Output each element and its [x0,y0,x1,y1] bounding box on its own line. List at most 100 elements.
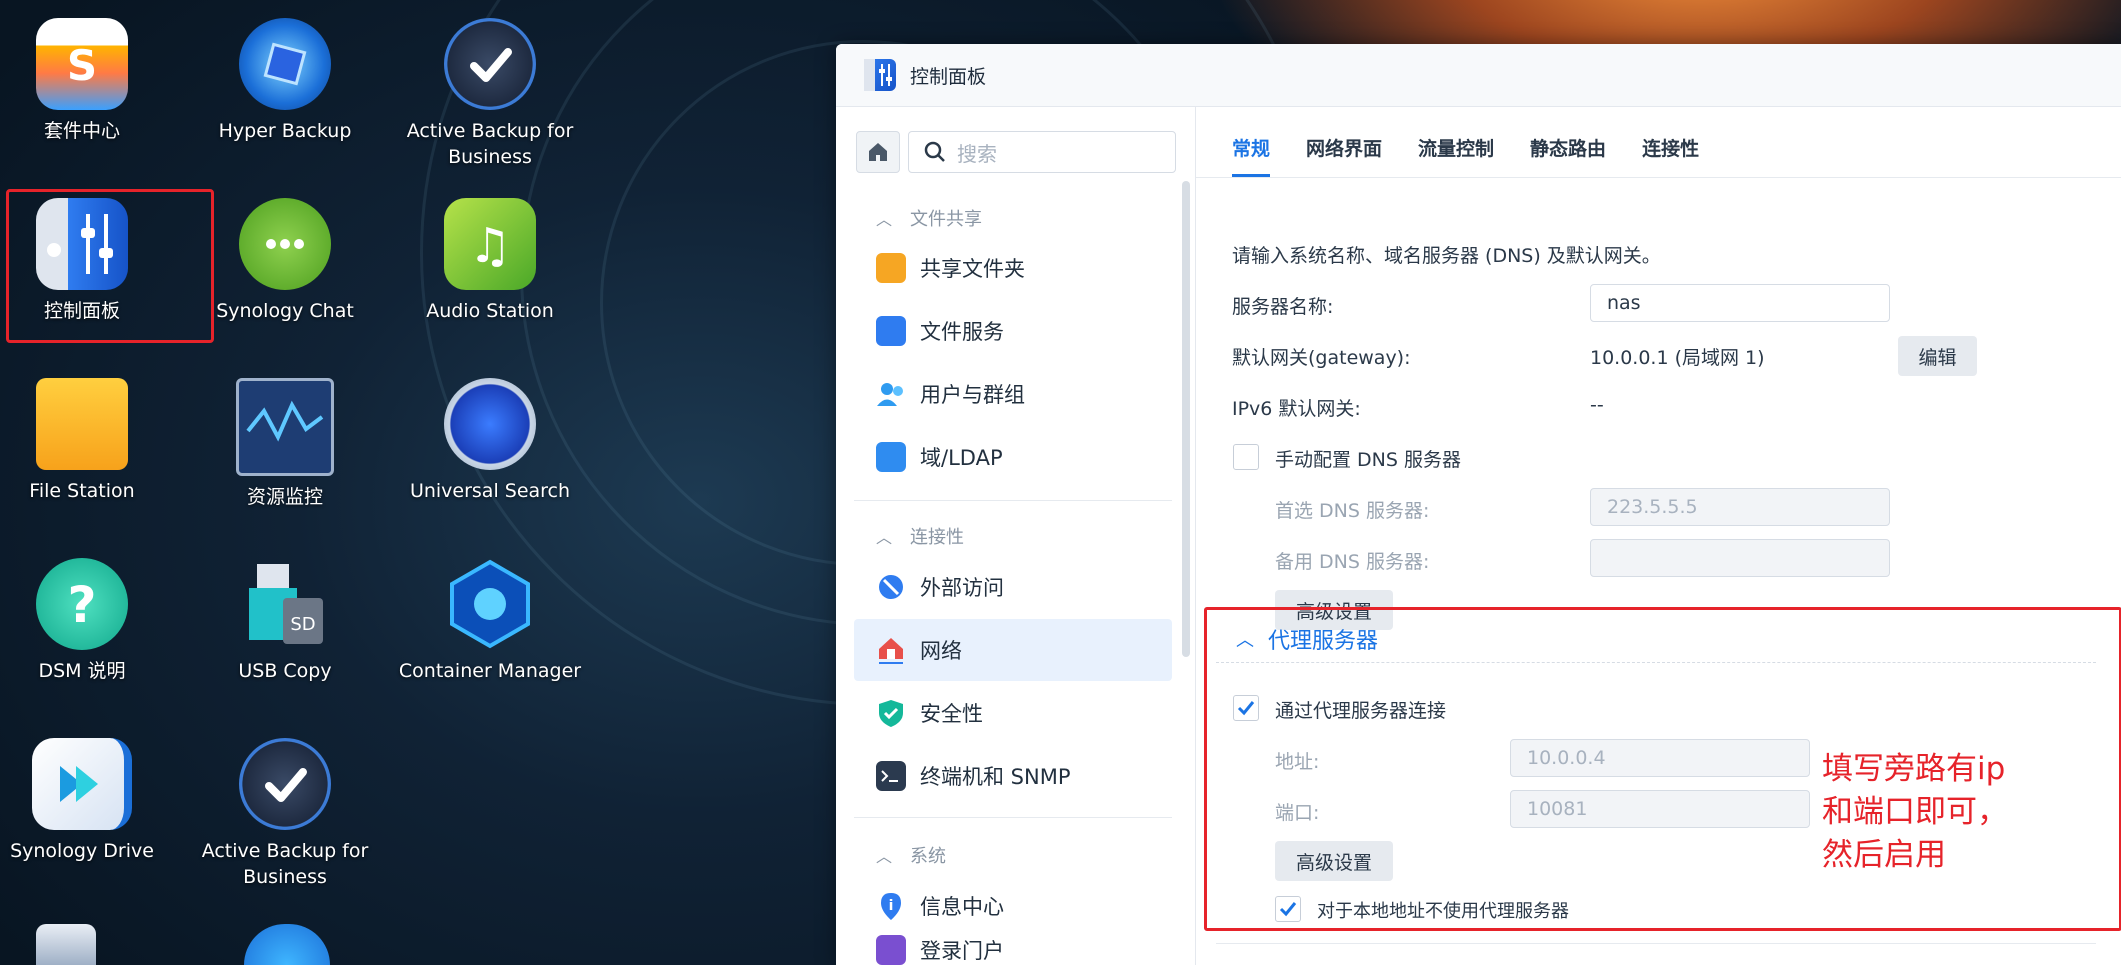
section-label: 文件共享 [910,209,983,230]
sidebar-item-external-access[interactable]: 外部访问 [854,556,1172,618]
alt-dns-label: 备用 DNS 服务器: [1275,551,1430,573]
sidebar-item-domain-ldap[interactable]: 域/LDAP [854,426,1172,488]
section-connectivity[interactable]: ︿ 连接性 [876,523,964,549]
desktop-icon-label: Synology Chat [216,300,354,322]
svg-text:i: i [889,898,894,914]
universal-search-shortcut[interactable]: Universal Search [390,360,590,535]
usb-copy-shortcut[interactable]: SD USB Copy [185,540,385,715]
sidebar-item-network[interactable]: 网络 [854,619,1172,681]
external-access-icon [876,572,906,602]
edit-gateway-button[interactable]: 编辑 [1898,336,1977,376]
package-center-shortcut[interactable]: S 套件中心 [0,0,182,175]
hyper-backup-icon [239,18,331,110]
sidebar-item-label: 网络 [920,639,962,663]
active-backup-shortcut-2[interactable]: Active Backup for Business [185,720,385,895]
search-icon [924,141,945,162]
folder-icon [36,378,128,470]
bottom-divider [1216,943,2096,944]
preferred-dns-field[interactable]: 223.5.5.5 [1590,488,1890,526]
folder-icon [876,253,906,283]
ipv6-gateway-label: IPv6 默认网关: [1232,398,1361,420]
sidebar-scrollbar[interactable] [1182,181,1190,657]
section-label: 连接性 [910,527,965,548]
tab-bar: 常规 网络界面 流量控制 静态路由 连接性 [1196,107,2121,178]
terminal-icon [876,761,906,791]
dsm-help-shortcut[interactable]: ? DSM 说明 [0,540,182,715]
usb-icon: SD [239,558,331,650]
desktop-icon-label: Hyper Backup [218,120,352,142]
tab-traffic-control[interactable]: 流量控制 [1418,134,1494,177]
id-card-icon [876,442,906,472]
drive-icon [32,738,132,830]
desktop-icon-label: File Station [29,480,135,502]
svg-text:♫: ♫ [468,218,511,274]
sidebar-item-label: 终端机和 SNMP [920,765,1071,789]
server-name-field[interactable]: nas [1590,284,1890,322]
sidebar-item-login-portal[interactable]: 登录门户 [854,935,1172,965]
desktop-icon-label: Synology Drive [10,840,154,862]
magnifier-icon [444,378,536,470]
chevron-up-icon: ︿ [876,528,893,547]
manual-dns-checkbox[interactable] [1233,444,1259,470]
monitor-chart-icon [236,378,334,476]
database-icon[interactable] [36,924,96,965]
tab-connectivity[interactable]: 连接性 [1642,134,1699,177]
ipv6-gateway-value: -- [1590,394,1604,416]
sidebar-item-label: 登录门户 [920,939,1004,963]
file-station-shortcut[interactable]: File Station [0,360,182,535]
desktop-icon-label: Active Backup for Business [406,120,574,168]
house-network-icon [876,635,906,665]
sidebar-item-terminal-snmp[interactable]: 终端机和 SNMP [854,745,1172,807]
active-backup-shortcut[interactable]: Active Backup for Business [390,0,590,175]
section-file-sharing[interactable]: ︿ 文件共享 [876,205,982,231]
sidebar-item-label: 信息中心 [920,895,1004,919]
window-titlebar[interactable]: 控制面板 [836,44,2121,107]
file-services-icon [876,316,906,346]
desktop-icon-label: DSM 说明 [38,660,126,682]
sidebar-search[interactable]: 搜索 [908,131,1176,173]
home-button[interactable] [856,131,900,173]
tab-network-interface[interactable]: 网络界面 [1306,134,1382,177]
sidebar-item-shared-folder[interactable]: 共享文件夹 [854,237,1172,299]
resource-monitor-shortcut[interactable]: 资源监控 [185,360,385,535]
package-center-icon: S [36,18,128,110]
section-system[interactable]: ︿ 系统 [876,842,946,868]
alt-dns-field[interactable] [1590,539,1890,577]
manual-dns-label: 手动配置 DNS 服务器 [1275,449,1461,471]
desktop-icon-label: Active Backup for Business [201,840,369,888]
control-panel-highlight [6,189,214,343]
sidebar-item-label: 外部访问 [920,576,1004,600]
sidebar-item-file-services[interactable]: 文件服务 [854,300,1172,362]
control-panel-icon [864,59,896,91]
tab-general[interactable]: 常规 [1232,134,1271,177]
svg-text:S: S [67,41,97,90]
desktop-icon-label: 资源监控 [246,486,323,508]
sidebar-item-label: 用户与群组 [920,383,1025,407]
synology-drive-shortcut[interactable]: Synology Drive [0,720,182,895]
sidebar-item-info-center[interactable]: i 信息中心 [854,875,1172,937]
question-icon: ? [36,558,128,650]
gateway-label: 默认网关(gateway): [1232,347,1411,369]
server-name-label: 服务器名称: [1232,296,1334,318]
home-icon [869,143,887,161]
svg-text:?: ? [67,576,96,634]
tab-static-route[interactable]: 静态路由 [1530,134,1606,177]
desktop-icon-label: Universal Search [409,480,571,502]
synology-chat-shortcut[interactable]: Synology Chat [185,180,385,355]
sidebar-divider [854,817,1172,818]
desktop-icon-label: 套件中心 [43,120,120,142]
sidebar-item-security[interactable]: 安全性 [854,682,1172,744]
section-label: 系统 [910,846,947,867]
sidebar-item-label: 域/LDAP [920,446,1003,470]
annotation-text: 填写旁路有ip和端口即可，然后启用 [1822,751,2008,873]
preferred-dns-label: 首选 DNS 服务器: [1275,500,1430,522]
sidebar-item-users-groups[interactable]: 用户与群组 [854,363,1172,425]
desktop-icon-label: Container Manager [398,660,582,682]
gateway-value: 10.0.0.1 (局域网 1) [1590,347,1765,369]
hyper-backup-shortcut[interactable]: Hyper Backup [185,0,385,175]
sidebar-item-label: 共享文件夹 [920,257,1025,281]
container-manager-shortcut[interactable]: Container Manager [390,540,590,715]
audio-station-shortcut[interactable]: ♫ Audio Station [390,180,590,355]
chat-bubble-icon [239,198,331,290]
search-input[interactable]: 搜索 [957,138,997,167]
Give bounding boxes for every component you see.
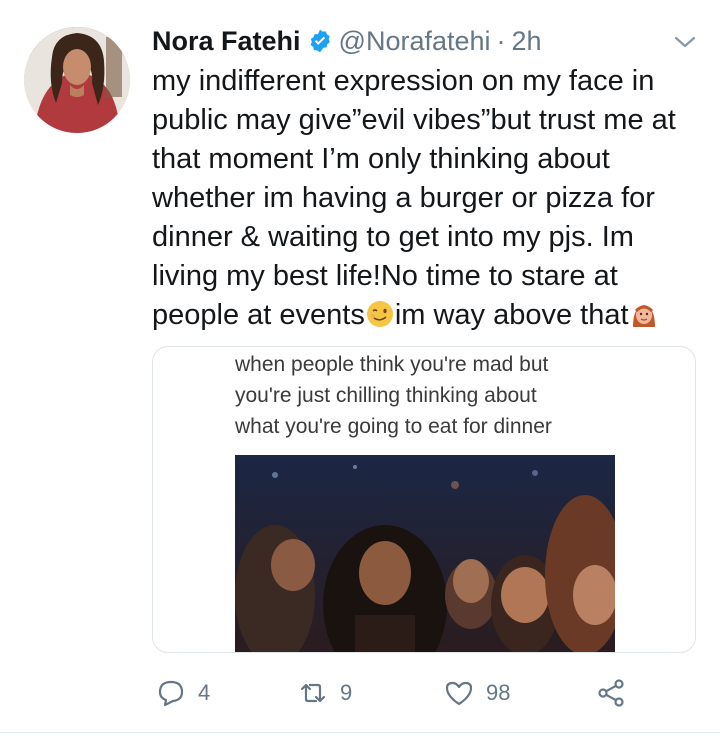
meme-caption: when people think you're mad but you're …: [235, 353, 552, 438]
avatar[interactable]: [24, 27, 130, 133]
winking-face-icon: [366, 301, 393, 327]
tweet-text-line: living my best life!No time to stare at: [152, 260, 618, 292]
tweet-text-line: people at events: [152, 299, 365, 331]
retweet-button[interactable]: 9: [298, 668, 352, 718]
reply-count: 4: [198, 680, 211, 705]
tweet-header: Nora Fatehi @Norafatehi · 2h: [152, 24, 542, 58]
share-button[interactable]: [596, 668, 626, 718]
tweet-text: my indifferent expression on my face in …: [152, 62, 708, 335]
tweet-text-line: whether im having a burger or pizza for: [152, 182, 655, 214]
tweet-actions: 4 9 98: [0, 668, 720, 718]
reply-button[interactable]: 4: [156, 668, 210, 718]
like-count: 98: [486, 680, 511, 705]
media-card[interactable]: when people think you're mad but you're …: [152, 346, 696, 653]
heart-icon: [445, 681, 473, 706]
meme-photo[interactable]: [235, 455, 615, 652]
tweet-timestamp[interactable]: 2h: [512, 26, 542, 57]
retweet-icon: [300, 683, 326, 703]
tweet-text-line: dinner & waiting to get into my pjs. Im: [152, 221, 634, 253]
author-handle[interactable]: @Norafatehi: [339, 26, 491, 57]
tweet-text-line: im way above that: [394, 299, 629, 331]
tweet[interactable]: Nora Fatehi @Norafatehi · 2h my indiffer…: [0, 0, 720, 736]
tweet-text-line: that moment I’m only thinking about: [152, 143, 610, 175]
share-icon: [598, 679, 624, 707]
tweet-text-line: public may give”evil vibes”but trust me …: [152, 104, 676, 136]
tweet-text-line: my indifferent expression on my face in: [152, 65, 655, 97]
verified-badge-icon: [310, 29, 330, 53]
retweet-count: 9: [340, 680, 353, 705]
divider: [0, 732, 720, 733]
chevron-down-icon[interactable]: [674, 34, 696, 50]
separator-dot: ·: [496, 25, 506, 56]
author-name[interactable]: Nora Fatehi: [152, 26, 301, 57]
reply-icon: [158, 680, 184, 707]
woman-tipping-hand-icon: [632, 305, 655, 327]
like-button[interactable]: 98: [444, 668, 510, 718]
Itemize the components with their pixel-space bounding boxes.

* [WHAT YOU ARE ASKED TO DO]: Can you quote word for word every line of the items from the one containing "meme-caption: when people" down to the one containing "reply-count: 4: [198, 680, 211, 705]", both included?

* [ANSWER FOR THIS EXERCISE]:
meme-caption: when people think you're mad but you're …: [235, 353, 552, 438]
avatar[interactable]: [24, 27, 130, 133]
winking-face-icon: [366, 301, 393, 327]
tweet-text-line: living my best life!No time to stare at: [152, 260, 618, 292]
tweet-text-line: people at events: [152, 299, 365, 331]
retweet-button[interactable]: 9: [298, 668, 352, 718]
reply-count: 4: [198, 680, 211, 705]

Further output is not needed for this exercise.